-- 提供された抜粋 --
________________________

国税庁は租税の滞納について平成21年度は約1兆5千億円で、そのうち消費税が4419億円だと発表しています(平成22年度租税滞納状況について 国税庁 平成23年7月)。つまり滞納額の3分の1が消費税だというわけです。

いきおい、滞納業者への風当たりは強くなり、生命保険の差し押さえ・解約換金などを求めたり、半ば強引な取り立てが行われているようです。最近は取り立てにややこしい民間企業を使う行政機関もあるらしく、国家権力ですから並のサラ金よりもずっとこわい。

預かった消費税だから国に寄こせというわけでしょうが、払えないのは単にせこいとか狡いというだけではないでしょう。日銭を自転車操業で回さざるを得ない実態を考慮するなら、消費税を払えないような仕組みこそ問題なのだと考え直さないと、今後の税率アップで事態は余計に悪化していきます。

________________________

-- データの中身 --
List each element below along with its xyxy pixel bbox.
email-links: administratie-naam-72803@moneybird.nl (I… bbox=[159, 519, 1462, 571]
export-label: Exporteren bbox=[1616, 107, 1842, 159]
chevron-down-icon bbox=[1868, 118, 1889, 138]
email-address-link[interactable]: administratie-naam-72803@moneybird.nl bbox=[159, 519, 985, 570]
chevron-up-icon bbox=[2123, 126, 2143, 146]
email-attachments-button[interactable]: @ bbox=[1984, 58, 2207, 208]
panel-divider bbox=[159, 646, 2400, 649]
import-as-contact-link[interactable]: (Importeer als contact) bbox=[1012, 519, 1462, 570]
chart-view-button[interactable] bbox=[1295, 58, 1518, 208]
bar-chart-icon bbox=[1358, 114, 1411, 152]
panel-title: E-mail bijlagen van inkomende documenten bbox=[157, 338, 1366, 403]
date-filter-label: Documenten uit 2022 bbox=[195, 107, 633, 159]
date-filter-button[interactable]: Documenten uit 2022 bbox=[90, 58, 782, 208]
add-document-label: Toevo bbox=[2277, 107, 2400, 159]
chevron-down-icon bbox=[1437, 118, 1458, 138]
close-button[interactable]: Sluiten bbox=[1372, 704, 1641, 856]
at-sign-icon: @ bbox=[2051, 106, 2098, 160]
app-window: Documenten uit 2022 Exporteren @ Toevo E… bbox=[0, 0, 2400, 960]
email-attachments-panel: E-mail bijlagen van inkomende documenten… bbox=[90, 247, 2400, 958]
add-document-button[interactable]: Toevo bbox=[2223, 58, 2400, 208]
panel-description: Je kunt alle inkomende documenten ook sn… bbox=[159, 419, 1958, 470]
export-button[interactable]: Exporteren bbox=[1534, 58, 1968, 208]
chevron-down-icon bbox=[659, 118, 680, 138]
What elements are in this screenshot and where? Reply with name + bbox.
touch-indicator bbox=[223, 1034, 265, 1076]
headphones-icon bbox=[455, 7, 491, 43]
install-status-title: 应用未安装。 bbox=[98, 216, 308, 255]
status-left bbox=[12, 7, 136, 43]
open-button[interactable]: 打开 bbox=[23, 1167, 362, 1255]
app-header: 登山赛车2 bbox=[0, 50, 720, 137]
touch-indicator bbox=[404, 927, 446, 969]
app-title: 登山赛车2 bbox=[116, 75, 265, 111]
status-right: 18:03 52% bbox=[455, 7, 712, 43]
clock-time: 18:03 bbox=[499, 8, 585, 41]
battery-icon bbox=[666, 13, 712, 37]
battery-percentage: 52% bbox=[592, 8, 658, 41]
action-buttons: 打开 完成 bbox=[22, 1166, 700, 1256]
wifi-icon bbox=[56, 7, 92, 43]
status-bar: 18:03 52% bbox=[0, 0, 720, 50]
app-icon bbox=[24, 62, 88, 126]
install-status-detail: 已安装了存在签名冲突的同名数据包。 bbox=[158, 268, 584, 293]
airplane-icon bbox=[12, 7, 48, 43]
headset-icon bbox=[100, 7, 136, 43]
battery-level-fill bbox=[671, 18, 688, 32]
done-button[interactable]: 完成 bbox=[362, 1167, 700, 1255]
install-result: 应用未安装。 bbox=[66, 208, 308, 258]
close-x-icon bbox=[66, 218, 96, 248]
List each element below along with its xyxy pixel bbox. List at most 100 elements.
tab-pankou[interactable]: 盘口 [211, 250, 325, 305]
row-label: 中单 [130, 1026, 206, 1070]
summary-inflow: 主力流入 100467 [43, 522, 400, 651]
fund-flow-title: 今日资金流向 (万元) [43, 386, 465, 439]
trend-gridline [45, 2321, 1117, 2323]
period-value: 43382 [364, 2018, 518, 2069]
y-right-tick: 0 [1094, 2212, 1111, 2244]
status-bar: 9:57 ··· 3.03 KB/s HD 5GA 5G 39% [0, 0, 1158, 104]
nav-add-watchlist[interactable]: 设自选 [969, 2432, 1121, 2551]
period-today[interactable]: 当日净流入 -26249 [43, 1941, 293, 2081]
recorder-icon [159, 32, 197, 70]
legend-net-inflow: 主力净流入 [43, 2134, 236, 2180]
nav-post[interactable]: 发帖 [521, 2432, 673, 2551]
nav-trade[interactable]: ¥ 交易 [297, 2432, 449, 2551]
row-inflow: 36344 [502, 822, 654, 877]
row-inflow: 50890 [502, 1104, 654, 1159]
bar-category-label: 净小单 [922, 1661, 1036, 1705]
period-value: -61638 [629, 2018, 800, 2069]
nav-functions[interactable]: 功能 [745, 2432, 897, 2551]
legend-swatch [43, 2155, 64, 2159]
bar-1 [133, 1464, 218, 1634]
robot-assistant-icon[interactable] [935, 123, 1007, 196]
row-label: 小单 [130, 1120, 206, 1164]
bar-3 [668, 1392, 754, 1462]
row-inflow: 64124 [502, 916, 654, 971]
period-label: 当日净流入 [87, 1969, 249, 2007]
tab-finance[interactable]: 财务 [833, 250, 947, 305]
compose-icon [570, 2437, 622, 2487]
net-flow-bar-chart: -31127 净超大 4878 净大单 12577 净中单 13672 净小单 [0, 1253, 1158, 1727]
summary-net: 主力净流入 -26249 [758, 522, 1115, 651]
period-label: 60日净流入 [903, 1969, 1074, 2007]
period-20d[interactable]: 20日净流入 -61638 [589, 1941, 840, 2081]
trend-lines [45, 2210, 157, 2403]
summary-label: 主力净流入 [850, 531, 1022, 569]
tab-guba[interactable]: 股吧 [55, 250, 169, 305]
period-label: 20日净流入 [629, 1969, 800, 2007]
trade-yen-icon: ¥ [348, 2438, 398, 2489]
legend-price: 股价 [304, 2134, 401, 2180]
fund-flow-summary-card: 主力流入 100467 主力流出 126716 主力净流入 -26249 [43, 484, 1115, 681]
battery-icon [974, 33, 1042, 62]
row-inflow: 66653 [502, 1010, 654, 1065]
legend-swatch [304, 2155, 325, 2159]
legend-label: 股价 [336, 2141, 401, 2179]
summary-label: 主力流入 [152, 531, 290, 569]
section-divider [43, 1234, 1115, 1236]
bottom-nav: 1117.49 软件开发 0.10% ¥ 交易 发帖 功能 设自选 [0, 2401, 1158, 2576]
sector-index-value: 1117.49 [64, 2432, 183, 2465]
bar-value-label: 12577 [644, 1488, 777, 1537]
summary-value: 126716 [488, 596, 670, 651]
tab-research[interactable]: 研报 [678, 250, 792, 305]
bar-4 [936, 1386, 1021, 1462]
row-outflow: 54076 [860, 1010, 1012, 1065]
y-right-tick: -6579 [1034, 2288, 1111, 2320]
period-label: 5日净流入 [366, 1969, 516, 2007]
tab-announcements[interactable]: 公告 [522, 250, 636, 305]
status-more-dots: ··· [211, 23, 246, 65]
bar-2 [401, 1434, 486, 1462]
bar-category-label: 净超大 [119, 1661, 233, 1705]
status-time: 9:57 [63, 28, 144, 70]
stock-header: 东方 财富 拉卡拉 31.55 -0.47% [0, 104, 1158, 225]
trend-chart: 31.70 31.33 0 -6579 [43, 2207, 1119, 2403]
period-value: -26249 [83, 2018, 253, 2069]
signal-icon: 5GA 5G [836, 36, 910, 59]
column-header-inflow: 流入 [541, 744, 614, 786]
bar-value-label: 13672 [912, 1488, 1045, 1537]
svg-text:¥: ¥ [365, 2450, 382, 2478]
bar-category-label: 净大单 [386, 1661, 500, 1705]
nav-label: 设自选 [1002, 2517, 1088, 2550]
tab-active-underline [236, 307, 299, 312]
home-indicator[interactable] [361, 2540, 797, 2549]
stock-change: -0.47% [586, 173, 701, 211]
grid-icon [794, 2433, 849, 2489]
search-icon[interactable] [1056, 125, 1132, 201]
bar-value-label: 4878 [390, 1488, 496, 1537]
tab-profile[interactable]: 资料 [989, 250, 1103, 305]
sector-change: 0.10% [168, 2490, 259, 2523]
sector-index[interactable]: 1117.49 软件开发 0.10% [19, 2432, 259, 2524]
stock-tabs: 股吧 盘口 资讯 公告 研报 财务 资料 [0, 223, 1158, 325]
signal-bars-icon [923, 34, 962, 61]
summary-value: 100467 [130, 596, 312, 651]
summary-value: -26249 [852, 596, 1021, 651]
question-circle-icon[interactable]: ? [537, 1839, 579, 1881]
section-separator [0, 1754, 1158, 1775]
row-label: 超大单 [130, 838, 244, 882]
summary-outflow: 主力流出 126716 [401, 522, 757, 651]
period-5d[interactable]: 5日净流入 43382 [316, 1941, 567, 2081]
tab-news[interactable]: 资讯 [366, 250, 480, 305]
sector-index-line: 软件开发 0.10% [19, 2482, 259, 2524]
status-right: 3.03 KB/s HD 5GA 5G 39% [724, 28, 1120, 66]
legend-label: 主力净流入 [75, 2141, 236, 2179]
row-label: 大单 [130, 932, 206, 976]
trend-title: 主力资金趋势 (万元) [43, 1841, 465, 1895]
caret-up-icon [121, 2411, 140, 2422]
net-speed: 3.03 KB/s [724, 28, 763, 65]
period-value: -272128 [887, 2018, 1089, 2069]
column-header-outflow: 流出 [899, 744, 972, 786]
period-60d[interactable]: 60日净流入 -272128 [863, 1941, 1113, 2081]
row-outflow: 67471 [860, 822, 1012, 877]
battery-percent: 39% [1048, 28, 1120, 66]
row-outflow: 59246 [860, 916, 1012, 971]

________________________

-- 課題一覧 --
**a.** 消費税の滞納についての文章と照らして、次の(i)〜(iii)が合っているかどうかを、それぞれ「はい」か「いいえ」で答え、決め手になる文章中の言葉をそのまま引用してください。
(i) 平成21年度の租税の滞納額は約1兆5千億円だった。
(ii) 滞納額のおよそ半分が消費税である。
(iii) 取り立てに民間企業を使う行政機関は一つもない。
**b.** 消費税の滞納についての文章の続きを、最後の文のあとから書いてください。
項目はここでは使いません。

-- 課題ごとの答え --
**a.**
(i) はい。「平成21年度は約1兆5千億円」
(ii) いいえ。「滞納額の3分の1が消費税だというわけです」
(iii) いいえ。「最近は取り立てにややこしい民間企業を使う行政機関もあるらしく」

**b.**
零細企業の取り立てに執心する暇があるなら、国税庁は大企業の不正や税金ゴマカシにも同等以上の努力を払って欲しい、そっちの方が金額も大きいだろう等と思うのは私だけではありません。ましてや、消費税還付の仕組みで儲けているかもしれない超大企業をそのままにしておけば、いずれ「打ち壊し」的なデキゴトが出てくることもありそうです。そんな状況はご免こうむりたいですね。

以上、消費税の背後に蠢く厄介な話3つでした。石油などの二重課税はいまだに放置したままで、輸出企業の二重課税だけはしっかり排除するというやり口は国&官僚&政治家がいったい誰を大切にしているのか、もう私が説明するまでもないでしょう。